TASK DESCRIPTION
Copy the lines that follow, keeping every character the same.

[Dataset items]
##############################

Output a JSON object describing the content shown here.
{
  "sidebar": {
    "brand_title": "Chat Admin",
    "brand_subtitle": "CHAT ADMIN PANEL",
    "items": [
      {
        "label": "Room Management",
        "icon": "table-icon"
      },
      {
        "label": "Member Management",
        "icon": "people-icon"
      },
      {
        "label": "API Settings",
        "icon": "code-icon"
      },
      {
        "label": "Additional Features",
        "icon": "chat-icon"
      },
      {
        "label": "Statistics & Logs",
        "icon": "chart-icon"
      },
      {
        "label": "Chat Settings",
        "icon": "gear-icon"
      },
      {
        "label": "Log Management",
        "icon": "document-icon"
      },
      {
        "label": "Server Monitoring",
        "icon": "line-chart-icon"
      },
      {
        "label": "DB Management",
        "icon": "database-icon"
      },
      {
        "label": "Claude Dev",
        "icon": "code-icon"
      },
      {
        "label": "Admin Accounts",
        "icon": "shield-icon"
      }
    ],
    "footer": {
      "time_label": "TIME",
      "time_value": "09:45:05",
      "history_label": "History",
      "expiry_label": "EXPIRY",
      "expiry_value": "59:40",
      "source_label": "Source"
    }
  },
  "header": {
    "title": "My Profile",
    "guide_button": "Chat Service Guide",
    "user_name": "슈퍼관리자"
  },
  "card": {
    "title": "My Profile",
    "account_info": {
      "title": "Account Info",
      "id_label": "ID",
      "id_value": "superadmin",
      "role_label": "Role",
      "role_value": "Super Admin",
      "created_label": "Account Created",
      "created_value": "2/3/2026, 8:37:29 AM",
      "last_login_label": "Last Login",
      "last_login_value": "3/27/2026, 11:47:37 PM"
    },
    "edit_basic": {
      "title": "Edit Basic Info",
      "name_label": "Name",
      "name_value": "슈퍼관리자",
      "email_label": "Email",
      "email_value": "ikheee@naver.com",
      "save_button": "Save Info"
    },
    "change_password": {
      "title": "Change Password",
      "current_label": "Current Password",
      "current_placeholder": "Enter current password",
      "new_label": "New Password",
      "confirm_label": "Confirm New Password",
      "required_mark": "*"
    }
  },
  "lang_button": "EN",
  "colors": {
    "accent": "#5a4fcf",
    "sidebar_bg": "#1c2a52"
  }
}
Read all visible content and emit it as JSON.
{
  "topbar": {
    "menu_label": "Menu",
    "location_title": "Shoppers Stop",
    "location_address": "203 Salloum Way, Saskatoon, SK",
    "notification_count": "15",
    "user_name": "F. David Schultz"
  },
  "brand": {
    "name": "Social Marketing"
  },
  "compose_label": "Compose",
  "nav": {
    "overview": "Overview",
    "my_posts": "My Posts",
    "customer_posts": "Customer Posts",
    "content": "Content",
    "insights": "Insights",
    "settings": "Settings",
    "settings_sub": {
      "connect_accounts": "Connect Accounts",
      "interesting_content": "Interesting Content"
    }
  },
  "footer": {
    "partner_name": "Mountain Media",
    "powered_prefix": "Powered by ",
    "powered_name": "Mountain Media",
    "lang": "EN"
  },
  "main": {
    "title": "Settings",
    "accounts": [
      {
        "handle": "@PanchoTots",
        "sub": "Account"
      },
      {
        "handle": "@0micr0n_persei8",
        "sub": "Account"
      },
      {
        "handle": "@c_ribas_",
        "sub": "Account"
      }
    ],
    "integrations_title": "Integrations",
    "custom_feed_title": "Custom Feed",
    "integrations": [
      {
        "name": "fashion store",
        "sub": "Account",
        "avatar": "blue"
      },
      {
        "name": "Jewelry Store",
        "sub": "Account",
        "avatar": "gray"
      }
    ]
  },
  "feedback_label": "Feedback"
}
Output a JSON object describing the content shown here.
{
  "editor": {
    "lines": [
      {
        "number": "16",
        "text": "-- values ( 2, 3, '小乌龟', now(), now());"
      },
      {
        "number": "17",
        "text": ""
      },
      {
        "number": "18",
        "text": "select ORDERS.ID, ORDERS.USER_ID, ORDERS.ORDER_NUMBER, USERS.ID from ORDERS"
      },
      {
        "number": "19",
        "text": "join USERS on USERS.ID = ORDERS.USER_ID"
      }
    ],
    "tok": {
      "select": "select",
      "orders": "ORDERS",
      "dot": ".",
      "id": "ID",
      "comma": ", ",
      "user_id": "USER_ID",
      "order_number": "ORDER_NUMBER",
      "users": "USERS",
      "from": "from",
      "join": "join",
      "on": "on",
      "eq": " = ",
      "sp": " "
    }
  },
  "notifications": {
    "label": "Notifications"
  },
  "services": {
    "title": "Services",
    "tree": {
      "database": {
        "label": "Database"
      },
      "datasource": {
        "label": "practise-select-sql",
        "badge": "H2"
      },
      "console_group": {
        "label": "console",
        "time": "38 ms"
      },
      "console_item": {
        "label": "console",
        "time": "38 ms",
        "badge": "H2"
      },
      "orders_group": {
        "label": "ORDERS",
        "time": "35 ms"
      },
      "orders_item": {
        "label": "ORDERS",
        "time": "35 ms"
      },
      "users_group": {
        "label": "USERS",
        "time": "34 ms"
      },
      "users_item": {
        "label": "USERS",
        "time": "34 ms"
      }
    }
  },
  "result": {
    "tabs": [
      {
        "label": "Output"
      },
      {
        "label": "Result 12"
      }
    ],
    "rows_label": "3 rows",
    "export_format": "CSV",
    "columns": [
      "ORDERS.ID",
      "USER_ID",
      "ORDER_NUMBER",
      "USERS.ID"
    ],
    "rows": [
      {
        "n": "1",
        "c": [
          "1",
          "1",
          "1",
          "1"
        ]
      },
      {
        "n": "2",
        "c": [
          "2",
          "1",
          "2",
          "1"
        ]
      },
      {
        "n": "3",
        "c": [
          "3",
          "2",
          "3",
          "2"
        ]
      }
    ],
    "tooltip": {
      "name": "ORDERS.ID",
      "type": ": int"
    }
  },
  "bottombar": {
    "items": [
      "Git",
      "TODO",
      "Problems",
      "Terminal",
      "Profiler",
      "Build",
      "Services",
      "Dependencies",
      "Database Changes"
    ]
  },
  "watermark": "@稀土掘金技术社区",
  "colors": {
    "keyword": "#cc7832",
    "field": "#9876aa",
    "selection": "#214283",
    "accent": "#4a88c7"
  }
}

##############################

FINAL ANSWER
Output a JSON object describing the content shown here.
{
  "sidebar": {
    "brand_title": "Chat Admin",
    "brand_subtitle": "CHAT ADMIN PANEL",
    "items": [
      {
        "label": "Room Management",
        "icon": "table-icon"
      },
      {
        "label": "Member Management",
        "icon": "people-icon"
      },
      {
        "label": "API Settings",
        "icon": "code-icon"
      },
      {
        "label": "Additional Features",
        "icon": "chat-icon"
      },
      {
        "label": "Statistics & Logs",
        "icon": "chart-icon"
      },
      {
        "label": "Chat Settings",
        "icon": "gear-icon"
      },
      {
        "label": "Log Management",
        "icon": "document-icon"
      },
      {
        "label": "Server Monitoring",
        "icon": "line-chart-icon"
      },
      {
        "label": "DB Management",
        "icon": "database-icon"
      },
      {
        "label": "Claude Dev",
        "icon": "code-icon"
      },
      {
        "label": "Admin Accounts",
        "icon": "shield-icon"
      }
    ],
    "footer": {
      "time_label": "TIME",
      "time_value": "09:45:05",
      "history_label": "History",
      "expiry_label": "EXPIRY",
      "expiry_value": "59:40",
      "source_label": "Source"
    }
  },
  "header": {
    "title": "My Profile",
    "guide_button": "Chat Service Guide",
    "user_name": "슈퍼관리자"
  },
  "card": {
    "title": "My Profile",
    "account_info": {
      "title": "Account Info",
      "id_label": "ID",
      "id_value": "superadmin",
      "role_label": "Role",
      "role_value": "Super Admin",
      "created_label": "Account Created",
      "created_value": "2/3/2026, 8:37:29 AM",
      "last_login_label": "Last Login",
      "last_login_value": "3/27/2026, 11:47:37 PM"
    },
    "edit_basic": {
      "title": "Edit Basic Info",
      "name_label": "Name",
      "name_value": "슈퍼관리자",
      "email_label": "Email",
      "email_value": "ikheee@naver.com",
      "save_button": "Save Info"
    },
    "change_password": {
      "title": "Change Password",
      "current_label": "Current Password",
      "current_placeholder": "Enter current password",
      "new_label": "New Password",
      "confirm_label": "Confirm New Password",
      "required_mark": "*"
    }
  },
  "lang_button": "EN",
  "colors": {
    "accent": "#5a4fcf",
    "sidebar_bg": "#1c2a52"
  }
}
Read all visible content and emit it as JSON.
{
  "topbar": {
    "menu_label": "Menu",
    "location_title": "Shoppers Stop",
    "location_address": "203 Salloum Way, Saskatoon, SK",
    "notification_count": "15",
    "user_name": "F. David Schultz"
  },
  "brand": {
    "name": "Social Marketing"
  },
  "compose_label": "Compose",
  "nav": {
    "overview": "Overview",
    "my_posts": "My Posts",
    "customer_posts": "Customer Posts",
    "content": "Content",
    "insights": "Insights",
    "settings": "Settings",
    "settings_sub": {
      "connect_accounts": "Connect Accounts",
      "interesting_content": "Interesting Content"
    }
  },
  "footer": {
    "partner_name": "Mountain Media",
    "powered_prefix": "Powered by ",
    "powered_name": "Mountain Media",
    "lang": "EN"
  },
  "main": {
    "title": "Settings",
    "accounts": [
      {
        "handle": "@PanchoTots",
        "sub": "Account"
      },
      {
        "handle": "@0micr0n_persei8",
        "sub": "Account"
      },
      {
        "handle": "@c_ribas_",
        "sub": "Account"
      }
    ],
    "integrations_title": "Integrations",
    "custom_feed_title": "Custom Feed",
    "integrations": [
      {
        "name": "fashion store",
        "sub": "Account",
        "avatar": "blue"
      },
      {
        "name": "Jewelry Store",
        "sub": "Account",
        "avatar": "gray"
      }
    ]
  },
  "feedback_label": "Feedback"
}
Output a JSON object describing the content shown here.
{
  "editor": {
    "lines": [
      {
        "number": "16",
        "text": "-- values ( 2, 3, '小乌龟', now(), now());"
      },
      {
        "number": "17",
        "text": ""
      },
      {
        "number": "18",
        "text": "select ORDERS.ID, ORDERS.USER_ID, ORDERS.ORDER_NUMBER, USERS.ID from ORDERS"
      },
      {
        "number": "19",
        "text": "join USERS on USERS.ID = ORDERS.USER_ID"
      }
    ],
    "tok": {
      "select": "select",
      "orders": "ORDERS",
      "dot": ".",
      "id": "ID",
      "comma": ", ",
      "user_id": "USER_ID",
      "order_number": "ORDER_NUMBER",
      "users": "USERS",
      "from": "from",
      "join": "join",
      "on": "on",
      "eq": " = ",
      "sp": " "
    }
  },
  "notifications": {
    "label": "Notifications"
  },
  "services": {
    "title": "Services",
    "tree": {
      "database": {
        "label": "Database"
      },
      "datasource": {
        "label": "practise-select-sql",
        "badge": "H2"
      },
      "console_group": {
        "label": "console",
        "time": "38 ms"
      },
      "console_item": {
        "label": "console",
        "time": "38 ms",
        "badge": "H2"
      },
      "orders_group": {
        "label": "ORDERS",
        "time": "35 ms"
      },
      "orders_item": {
        "label": "ORDERS",
        "time": "35 ms"
      },
      "users_group": {
        "label": "USERS",
        "time": "34 ms"
      },
      "users_item": {
        "label": "USERS",
        "time": "34 ms"
      }
    }
  },
  "result": {
    "tabs": [
      {
        "label": "Output"
      },
      {
        "label": "Result 12"
      }
    ],
    "rows_label": "3 rows",
    "export_format": "CSV",
    "columns": [
      "ORDERS.ID",
      "USER_ID",
      "ORDER_NUMBER",
      "USERS.ID"
    ],
    "rows": [
      {
        "n": "1",
        "c": [
          "1",
          "1",
          "1",
          "1"
        ]
      },
      {
        "n": "2",
        "c": [
          "2",
          "1",
          "2",
          "1"
        ]
      },
      {
        "n": "3",
        "c": [
          "3",
          "2",
          "3",
          "2"
        ]
      }
    ],
    "tooltip": {
      "name": "ORDERS.ID",
      "type": ": int"
    }
  },
  "bottombar": {
    "items": [
      "Git",
      "TODO",
      "Problems",
      "Terminal",
      "Profiler",
      "Build",
      "Services",
      "Dependencies",
      "Database Changes"
    ]
  },
  "watermark": "@稀土掘金技术社区",
  "colors": {
    "keyword": "#cc7832",
    "field": "#9876aa",
    "selection": "#214283",
    "accent": "#4a88c7"
  }
}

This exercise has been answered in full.